* AIM OF THE TASK
Print the listing that follows, character for character.

Dataset items
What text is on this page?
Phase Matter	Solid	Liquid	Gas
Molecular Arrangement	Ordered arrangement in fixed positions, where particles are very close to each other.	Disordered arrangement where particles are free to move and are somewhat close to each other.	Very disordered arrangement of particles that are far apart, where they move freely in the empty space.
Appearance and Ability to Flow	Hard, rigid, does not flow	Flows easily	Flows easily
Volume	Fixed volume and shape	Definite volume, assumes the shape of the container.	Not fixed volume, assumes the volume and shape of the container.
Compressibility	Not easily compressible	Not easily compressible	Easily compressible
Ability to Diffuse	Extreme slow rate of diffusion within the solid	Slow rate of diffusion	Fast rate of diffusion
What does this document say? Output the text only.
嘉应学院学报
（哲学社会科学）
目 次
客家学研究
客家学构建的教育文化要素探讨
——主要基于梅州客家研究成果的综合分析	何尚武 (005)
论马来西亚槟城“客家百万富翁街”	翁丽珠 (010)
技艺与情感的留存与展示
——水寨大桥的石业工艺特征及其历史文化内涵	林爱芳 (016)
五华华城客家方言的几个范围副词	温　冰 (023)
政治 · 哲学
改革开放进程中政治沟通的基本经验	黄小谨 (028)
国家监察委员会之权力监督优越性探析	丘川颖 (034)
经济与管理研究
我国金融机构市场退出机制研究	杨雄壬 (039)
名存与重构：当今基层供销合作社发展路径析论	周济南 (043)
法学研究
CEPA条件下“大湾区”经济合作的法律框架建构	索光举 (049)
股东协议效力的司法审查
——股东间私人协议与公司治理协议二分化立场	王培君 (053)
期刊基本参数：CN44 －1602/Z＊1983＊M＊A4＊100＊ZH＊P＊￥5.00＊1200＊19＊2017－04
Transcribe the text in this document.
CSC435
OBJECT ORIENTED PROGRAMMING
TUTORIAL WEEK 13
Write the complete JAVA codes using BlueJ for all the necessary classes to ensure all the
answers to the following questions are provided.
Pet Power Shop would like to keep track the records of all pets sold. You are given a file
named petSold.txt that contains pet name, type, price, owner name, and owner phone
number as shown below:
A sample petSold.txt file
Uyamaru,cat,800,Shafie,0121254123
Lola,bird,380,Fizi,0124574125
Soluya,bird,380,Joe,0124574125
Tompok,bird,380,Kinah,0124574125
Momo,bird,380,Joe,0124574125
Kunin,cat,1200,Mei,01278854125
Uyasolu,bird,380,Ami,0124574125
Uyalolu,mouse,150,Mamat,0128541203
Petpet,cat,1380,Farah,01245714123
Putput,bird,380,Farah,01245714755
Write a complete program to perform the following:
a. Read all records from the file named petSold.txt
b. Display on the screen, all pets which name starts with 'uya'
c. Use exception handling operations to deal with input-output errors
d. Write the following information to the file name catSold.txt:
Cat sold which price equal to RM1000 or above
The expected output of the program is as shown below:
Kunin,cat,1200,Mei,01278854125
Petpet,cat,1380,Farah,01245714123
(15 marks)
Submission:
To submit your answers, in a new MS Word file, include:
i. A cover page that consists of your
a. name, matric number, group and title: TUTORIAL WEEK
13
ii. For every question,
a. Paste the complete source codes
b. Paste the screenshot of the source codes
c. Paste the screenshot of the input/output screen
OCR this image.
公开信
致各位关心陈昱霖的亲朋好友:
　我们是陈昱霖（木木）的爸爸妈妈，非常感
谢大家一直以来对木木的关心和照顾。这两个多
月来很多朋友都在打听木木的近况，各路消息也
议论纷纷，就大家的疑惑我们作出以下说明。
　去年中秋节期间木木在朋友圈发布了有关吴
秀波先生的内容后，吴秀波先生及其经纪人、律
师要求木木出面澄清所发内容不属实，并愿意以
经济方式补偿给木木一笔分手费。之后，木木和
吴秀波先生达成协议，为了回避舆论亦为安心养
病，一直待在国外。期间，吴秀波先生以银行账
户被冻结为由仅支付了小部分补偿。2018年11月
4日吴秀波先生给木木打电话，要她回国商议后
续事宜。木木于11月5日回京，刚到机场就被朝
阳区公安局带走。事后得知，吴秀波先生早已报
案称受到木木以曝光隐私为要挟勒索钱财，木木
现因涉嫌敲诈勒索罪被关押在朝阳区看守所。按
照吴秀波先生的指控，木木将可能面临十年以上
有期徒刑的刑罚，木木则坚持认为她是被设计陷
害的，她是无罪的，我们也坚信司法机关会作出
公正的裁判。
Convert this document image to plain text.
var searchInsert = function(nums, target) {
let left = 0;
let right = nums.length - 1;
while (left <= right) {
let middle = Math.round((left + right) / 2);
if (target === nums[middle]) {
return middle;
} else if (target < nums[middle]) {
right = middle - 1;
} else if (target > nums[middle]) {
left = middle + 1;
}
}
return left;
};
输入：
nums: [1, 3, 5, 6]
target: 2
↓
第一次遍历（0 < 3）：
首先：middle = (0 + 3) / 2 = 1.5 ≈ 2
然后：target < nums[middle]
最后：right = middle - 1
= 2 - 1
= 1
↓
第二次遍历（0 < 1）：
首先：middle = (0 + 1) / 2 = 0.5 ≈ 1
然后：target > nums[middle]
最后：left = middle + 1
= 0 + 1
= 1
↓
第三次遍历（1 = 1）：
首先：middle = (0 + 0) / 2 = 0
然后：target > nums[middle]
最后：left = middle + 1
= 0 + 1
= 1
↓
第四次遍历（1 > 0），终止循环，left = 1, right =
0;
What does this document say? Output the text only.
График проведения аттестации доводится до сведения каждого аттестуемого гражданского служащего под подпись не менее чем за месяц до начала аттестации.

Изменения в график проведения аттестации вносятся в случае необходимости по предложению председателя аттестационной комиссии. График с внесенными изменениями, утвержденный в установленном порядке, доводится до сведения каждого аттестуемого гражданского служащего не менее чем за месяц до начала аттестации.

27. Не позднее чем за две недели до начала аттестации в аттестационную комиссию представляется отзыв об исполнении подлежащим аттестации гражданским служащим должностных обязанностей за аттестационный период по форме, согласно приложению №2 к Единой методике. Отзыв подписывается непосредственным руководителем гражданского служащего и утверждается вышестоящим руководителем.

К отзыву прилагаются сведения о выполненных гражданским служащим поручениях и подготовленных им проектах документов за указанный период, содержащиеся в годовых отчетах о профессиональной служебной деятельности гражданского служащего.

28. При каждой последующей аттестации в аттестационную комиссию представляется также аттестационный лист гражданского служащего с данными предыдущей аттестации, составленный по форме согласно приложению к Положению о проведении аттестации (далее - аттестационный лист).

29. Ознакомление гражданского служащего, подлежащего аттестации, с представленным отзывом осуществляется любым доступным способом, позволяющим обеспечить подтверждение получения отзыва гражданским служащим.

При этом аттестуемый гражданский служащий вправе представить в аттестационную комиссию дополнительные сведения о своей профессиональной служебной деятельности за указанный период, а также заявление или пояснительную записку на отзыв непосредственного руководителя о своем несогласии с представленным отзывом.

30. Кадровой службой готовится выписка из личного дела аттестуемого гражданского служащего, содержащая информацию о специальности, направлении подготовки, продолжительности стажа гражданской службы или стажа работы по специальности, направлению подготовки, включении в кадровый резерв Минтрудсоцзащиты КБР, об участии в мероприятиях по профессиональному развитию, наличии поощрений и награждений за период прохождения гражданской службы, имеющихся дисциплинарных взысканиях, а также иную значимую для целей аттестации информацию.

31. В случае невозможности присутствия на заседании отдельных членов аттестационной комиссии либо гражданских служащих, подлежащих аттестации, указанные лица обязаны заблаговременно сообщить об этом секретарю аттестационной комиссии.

* EXERCISE RESULT
What text is on this page?
Phase Matter	Solid	Liquid	Gas
Molecular Arrangement	Ordered arrangement in fixed positions, where particles are very close to each other.	Disordered arrangement where particles are free to move and are somewhat close to each other.	Very disordered arrangement of particles that are far apart, where they move freely in the empty space.
Appearance and Ability to Flow	Hard, rigid, does not flow	Flows easily	Flows easily
Volume	Fixed volume and shape	Definite volume, assumes the shape of the container.	Not fixed volume, assumes the volume and shape of the container.
Compressibility	Not easily compressible	Not easily compressible	Easily compressible
Ability to Diffuse	Extreme slow rate of diffusion within the solid	Slow rate of diffusion	Fast rate of diffusion
What does this document say? Output the text only.
嘉应学院学报
（哲学社会科学）
目 次
客家学研究
客家学构建的教育文化要素探讨
——主要基于梅州客家研究成果的综合分析	何尚武 (005)
论马来西亚槟城“客家百万富翁街”	翁丽珠 (010)
技艺与情感的留存与展示
——水寨大桥的石业工艺特征及其历史文化内涵	林爱芳 (016)
五华华城客家方言的几个范围副词	温　冰 (023)
政治 · 哲学
改革开放进程中政治沟通的基本经验	黄小谨 (028)
国家监察委员会之权力监督优越性探析	丘川颖 (034)
经济与管理研究
我国金融机构市场退出机制研究	杨雄壬 (039)
名存与重构：当今基层供销合作社发展路径析论	周济南 (043)
法学研究
CEPA条件下“大湾区”经济合作的法律框架建构	索光举 (049)
股东协议效力的司法审查
——股东间私人协议与公司治理协议二分化立场	王培君 (053)
期刊基本参数：CN44 －1602/Z＊1983＊M＊A4＊100＊ZH＊P＊￥5.00＊1200＊19＊2017－04
Transcribe the text in this document.
CSC435
OBJECT ORIENTED PROGRAMMING
TUTORIAL WEEK 13
Write the complete JAVA codes using BlueJ for all the necessary classes to ensure all the
answers to the following questions are provided.
Pet Power Shop would like to keep track the records of all pets sold. You are given a file
named petSold.txt that contains pet name, type, price, owner name, and owner phone
number as shown below:
A sample petSold.txt file
Uyamaru,cat,800,Shafie,0121254123
Lola,bird,380,Fizi,0124574125
Soluya,bird,380,Joe,0124574125
Tompok,bird,380,Kinah,0124574125
Momo,bird,380,Joe,0124574125
Kunin,cat,1200,Mei,01278854125
Uyasolu,bird,380,Ami,0124574125
Uyalolu,mouse,150,Mamat,0128541203
Petpet,cat,1380,Farah,01245714123
Putput,bird,380,Farah,01245714755
Write a complete program to perform the following:
a. Read all records from the file named petSold.txt
b. Display on the screen, all pets which name starts with 'uya'
c. Use exception handling operations to deal with input-output errors
d. Write the following information to the file name catSold.txt:
Cat sold which price equal to RM1000 or above
The expected output of the program is as shown below:
Kunin,cat,1200,Mei,01278854125
Petpet,cat,1380,Farah,01245714123
(15 marks)
Submission:
To submit your answers, in a new MS Word file, include:
i. A cover page that consists of your
a. name, matric number, group and title: TUTORIAL WEEK
13
ii. For every question,
a. Paste the complete source codes
b. Paste the screenshot of the source codes
c. Paste the screenshot of the input/output screen
OCR this image.
公开信
致各位关心陈昱霖的亲朋好友:
　我们是陈昱霖（木木）的爸爸妈妈，非常感
谢大家一直以来对木木的关心和照顾。这两个多
月来很多朋友都在打听木木的近况，各路消息也
议论纷纷，就大家的疑惑我们作出以下说明。
　去年中秋节期间木木在朋友圈发布了有关吴
秀波先生的内容后，吴秀波先生及其经纪人、律
师要求木木出面澄清所发内容不属实，并愿意以
经济方式补偿给木木一笔分手费。之后，木木和
吴秀波先生达成协议，为了回避舆论亦为安心养
病，一直待在国外。期间，吴秀波先生以银行账
户被冻结为由仅支付了小部分补偿。2018年11月
4日吴秀波先生给木木打电话，要她回国商议后
续事宜。木木于11月5日回京，刚到机场就被朝
阳区公安局带走。事后得知，吴秀波先生早已报
案称受到木木以曝光隐私为要挟勒索钱财，木木
现因涉嫌敲诈勒索罪被关押在朝阳区看守所。按
照吴秀波先生的指控，木木将可能面临十年以上
有期徒刑的刑罚，木木则坚持认为她是被设计陷
害的，她是无罪的，我们也坚信司法机关会作出
公正的裁判。
Convert this document image to plain text.
var searchInsert = function(nums, target) {
let left = 0;
let right = nums.length - 1;
while (left <= right) {
let middle = Math.round((left + right) / 2);
if (target === nums[middle]) {
return middle;
} else if (target < nums[middle]) {
right = middle - 1;
} else if (target > nums[middle]) {
left = middle + 1;
}
}
return left;
};
输入：
nums: [1, 3, 5, 6]
target: 2
↓
第一次遍历（0 < 3）：
首先：middle = (0 + 3) / 2 = 1.5 ≈ 2
然后：target < nums[middle]
最后：right = middle - 1
= 2 - 1
= 1
↓
第二次遍历（0 < 1）：
首先：middle = (0 + 1) / 2 = 0.5 ≈ 1
然后：target > nums[middle]
最后：left = middle + 1
= 0 + 1
= 1
↓
第三次遍历（1 = 1）：
首先：middle = (0 + 0) / 2 = 0
然后：target > nums[middle]
最后：left = middle + 1
= 0 + 1
= 1
↓
第四次遍历（1 > 0），终止循环，left = 1, right =
0;
What does this document say? Output the text only.
График проведения аттестации доводится до сведения каждого аттестуемого гражданского служащего под подпись не менее чем за месяц до начала аттестации.

Изменения в график проведения аттестации вносятся в случае необходимости по предложению председателя аттестационной комиссии. График с внесенными изменениями, утвержденный в установленном порядке, доводится до сведения каждого аттестуемого гражданского служащего не менее чем за месяц до начала аттестации.

27. Не позднее чем за две недели до начала аттестации в аттестационную комиссию представляется отзыв об исполнении подлежащим аттестации гражданским служащим должностных обязанностей за аттестационный период по форме, согласно приложению №2 к Единой методике. Отзыв подписывается непосредственным руководителем гражданского служащего и утверждается вышестоящим руководителем.

К отзыву прилагаются сведения о выполненных гражданским служащим поручениях и подготовленных им проектах документов за указанный период, содержащиеся в годовых отчетах о профессиональной служебной деятельности гражданского служащего.

28. При каждой последующей аттестации в аттестационную комиссию представляется также аттестационный лист гражданского служащего с данными предыдущей аттестации, составленный по форме согласно приложению к Положению о проведении аттестации (далее - аттестационный лист).

29. Ознакомление гражданского служащего, подлежащего аттестации, с представленным отзывом осуществляется любым доступным способом, позволяющим обеспечить подтверждение получения отзыва гражданским служащим.

При этом аттестуемый гражданский служащий вправе представить в аттестационную комиссию дополнительные сведения о своей профессиональной служебной деятельности за указанный период, а также заявление или пояснительную записку на отзыв непосредственного руководителя о своем несогласии с представленным отзывом.

30. Кадровой службой готовится выписка из личного дела аттестуемого гражданского служащего, содержащая информацию о специальности, направлении подготовки, продолжительности стажа гражданской службы или стажа работы по специальности, направлению подготовки, включении в кадровый резерв Минтрудсоцзащиты КБР, об участии в мероприятиях по профессиональному развитию, наличии поощрений и награждений за период прохождения гражданской службы, имеющихся дисциплинарных взысканиях, а также иную значимую для целей аттестации информацию.

31. В случае невозможности присутствия на заседании отдельных членов аттестационной комиссии либо гражданских служащих, подлежащих аттестации, указанные лица обязаны заблаговременно сообщить об этом секретарю аттестационной комиссии.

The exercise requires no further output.